### Short exercise 1
Repeat the rows verbatim, everything from the first row down to the row containing "password-field[interactable] <box>97 1228", with both of those rows included.

### Document extract
I visited JavaOne (for the first time) in October this year with the main goal to get more information about Java 9 and the support for modularity which is more known as Project Jigsaw. Java 9 was initially targeted for September 2016, but when I listened and talked to others at JavaOne I realised that it would be hard to reach that target and hence it was no surprise when Mark Reynolds recently set the new target date to March 2017 in order to get everything in place.

This is not a post about Java 9 and how the new modularity support will be implemented and how to use it. It is more of a reflection in general and why we should us it. If you want to find out more about Jigsaw I suggest you to download the presentations at JavaOne  or watch them. I can recommend (“Prepare for JDK 9”, “Introduction to Modular Development”, “Advanced Modular Development”, “Project Jigsaw: Under the Hood”, “Project Jigsaw Hack Session”).

Modularity is certainly not a new thing which Bert Edman began his talk “Building Modular Cloud Applications with OSGi” (I can recommend his book with the same name) where he refers to Dijskstra which addressed the need for “separation of concerns” in the 70s. This design pattern to let each module to have a single functional responsibility is well understood, but hard to achieve or at least to preserve over time. I can see that from the company I have been Chief Architect for the last years. One of the products was built with its own modularity system. The design goals where good, but from the start the concept of concern were misunderstood. The modules were designed from a technical aspect instead of a functional concern aspect.



A module exposes some kind of interface (external) that reflects the concern and responsibility of the module. The implementation (internal) part implements the contract and hides from the outer world how this is implemented. Another useful concept/pattern that describes this is the Cohesion and Coupling where a well designed system should strive for Low Coupling between modules and High Cohesion within the modules. Easy to write, hard to achieve.



Each module defines it module definition in the file. In the example above there are two different modules. One is declaring its dependency to another module (extenda.a -> extenda.b) and one module declaring its external API (package com.extenda.api). By declaring the modules in java files and not meta-inf files give for example compile time support. I am also fond of exporting packages and not single interfaces and classes as in OSGi. It makes it easier for the developer since it is easy to att the class/interface to the module file instead of just placing it in the exported package.

So far, there has been no java language support for modularity except for the package concept. The most well-known and proven module support is OSGi which has been both criticised and proven in production. I tried Apache Karaf a couple of years ago which at that time was easy to use and it seemed to work pretty well. I only made a small prototype and in the end we selected a non OSGi framework to implement the new integration product. But, I like the concept of OSGi.
Maven (and Gradle/Ivy) is also some kind of modularity system that is easy to understand and use.

So why do I want to start using modules? Modules will not solve everything, but I see three things that will help us:


Standard language support
OSGi and Jigsaw has a lot of similarities. As I see it OSGi has the pros of being more mature and proved in battle. If you need to switch modules during runtime you should go for OSGi.
We don’t have the need for switching of modules in runtime and still OSGi is not part of the standard of Java and as the product company I work for my role is to always try to use the standard as much as possible since the products lives for a long time. Selecting a GUI framework for a web or mobile client is not a fun thing since there is a new cool framework and language every month. Therefor we have selected as JavaFX as much as possible for our client where it is possible to use.
In the same way using an official language feature will make it more future proof in many aspects.

### Short exercise 2
According to the post on Java 9 modularity, what new target date did Mark Reynolds set for Java 9?

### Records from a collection

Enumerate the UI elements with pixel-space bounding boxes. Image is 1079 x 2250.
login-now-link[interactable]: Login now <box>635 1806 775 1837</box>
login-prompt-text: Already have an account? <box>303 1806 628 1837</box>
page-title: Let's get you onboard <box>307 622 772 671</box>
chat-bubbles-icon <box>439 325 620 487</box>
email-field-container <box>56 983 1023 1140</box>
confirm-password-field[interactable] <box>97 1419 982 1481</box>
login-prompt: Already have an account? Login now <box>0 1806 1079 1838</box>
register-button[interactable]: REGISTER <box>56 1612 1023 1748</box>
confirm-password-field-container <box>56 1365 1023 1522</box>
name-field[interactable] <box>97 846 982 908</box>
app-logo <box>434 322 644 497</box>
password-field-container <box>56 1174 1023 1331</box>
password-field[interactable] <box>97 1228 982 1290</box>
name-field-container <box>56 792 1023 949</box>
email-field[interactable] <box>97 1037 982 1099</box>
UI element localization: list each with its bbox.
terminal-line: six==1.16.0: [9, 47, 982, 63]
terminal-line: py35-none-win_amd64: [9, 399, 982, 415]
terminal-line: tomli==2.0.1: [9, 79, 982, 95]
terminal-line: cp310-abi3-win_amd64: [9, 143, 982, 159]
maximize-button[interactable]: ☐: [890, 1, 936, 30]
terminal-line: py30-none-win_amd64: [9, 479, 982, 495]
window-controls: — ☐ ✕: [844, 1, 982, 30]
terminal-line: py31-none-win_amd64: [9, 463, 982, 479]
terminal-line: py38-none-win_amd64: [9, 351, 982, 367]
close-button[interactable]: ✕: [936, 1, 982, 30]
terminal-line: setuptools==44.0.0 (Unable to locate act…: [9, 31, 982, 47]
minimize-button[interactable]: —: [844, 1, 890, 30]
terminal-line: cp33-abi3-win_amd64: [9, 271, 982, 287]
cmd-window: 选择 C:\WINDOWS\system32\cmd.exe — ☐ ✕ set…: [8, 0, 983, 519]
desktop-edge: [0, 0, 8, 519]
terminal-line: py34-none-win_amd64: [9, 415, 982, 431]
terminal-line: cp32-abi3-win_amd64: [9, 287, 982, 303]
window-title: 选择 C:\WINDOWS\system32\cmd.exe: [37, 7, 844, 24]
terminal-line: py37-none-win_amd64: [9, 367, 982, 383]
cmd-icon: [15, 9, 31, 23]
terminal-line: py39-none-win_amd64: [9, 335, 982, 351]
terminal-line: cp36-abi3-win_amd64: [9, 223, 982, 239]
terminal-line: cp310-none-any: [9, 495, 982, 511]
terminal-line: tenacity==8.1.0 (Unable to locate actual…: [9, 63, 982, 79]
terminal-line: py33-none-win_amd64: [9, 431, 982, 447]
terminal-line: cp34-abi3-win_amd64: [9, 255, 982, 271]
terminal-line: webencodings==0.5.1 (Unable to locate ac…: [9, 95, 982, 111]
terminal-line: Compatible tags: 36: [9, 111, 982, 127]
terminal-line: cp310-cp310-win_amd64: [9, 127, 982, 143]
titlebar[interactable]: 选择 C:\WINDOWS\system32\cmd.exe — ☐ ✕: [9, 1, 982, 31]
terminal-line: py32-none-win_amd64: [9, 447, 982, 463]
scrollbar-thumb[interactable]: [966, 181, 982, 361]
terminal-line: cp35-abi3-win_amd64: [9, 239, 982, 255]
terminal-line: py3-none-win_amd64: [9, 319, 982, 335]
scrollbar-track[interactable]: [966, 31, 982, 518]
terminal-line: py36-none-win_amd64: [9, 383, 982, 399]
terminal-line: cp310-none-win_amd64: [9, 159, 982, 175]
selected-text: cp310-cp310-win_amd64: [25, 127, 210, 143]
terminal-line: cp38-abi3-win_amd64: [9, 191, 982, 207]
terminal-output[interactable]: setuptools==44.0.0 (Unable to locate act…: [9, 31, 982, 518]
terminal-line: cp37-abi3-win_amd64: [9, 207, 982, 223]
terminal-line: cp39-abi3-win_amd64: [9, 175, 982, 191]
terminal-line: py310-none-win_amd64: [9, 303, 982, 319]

### Correct output 1
Enumerate the UI elements with pixel-space bounding boxes. Image is 1079 x 2250.
login-now-link[interactable]: Login now <box>635 1806 775 1837</box>
login-prompt-text: Already have an account? <box>303 1806 628 1837</box>
page-title: Let's get you onboard <box>307 622 772 671</box>
chat-bubbles-icon <box>439 325 620 487</box>
email-field-container <box>56 983 1023 1140</box>
confirm-password-field[interactable] <box>97 1419 982 1481</box>
login-prompt: Already have an account? Login now <box>0 1806 1079 1838</box>
register-button[interactable]: REGISTER <box>56 1612 1023 1748</box>
confirm-password-field-container <box>56 1365 1023 1522</box>
name-field[interactable] <box>97 846 982 908</box>
app-logo <box>434 322 644 497</box>
password-field-container <box>56 1174 1023 1331</box>
password-field[interactable] <box>97 1228 982 1290</box>

### Correct output 2
March 2017.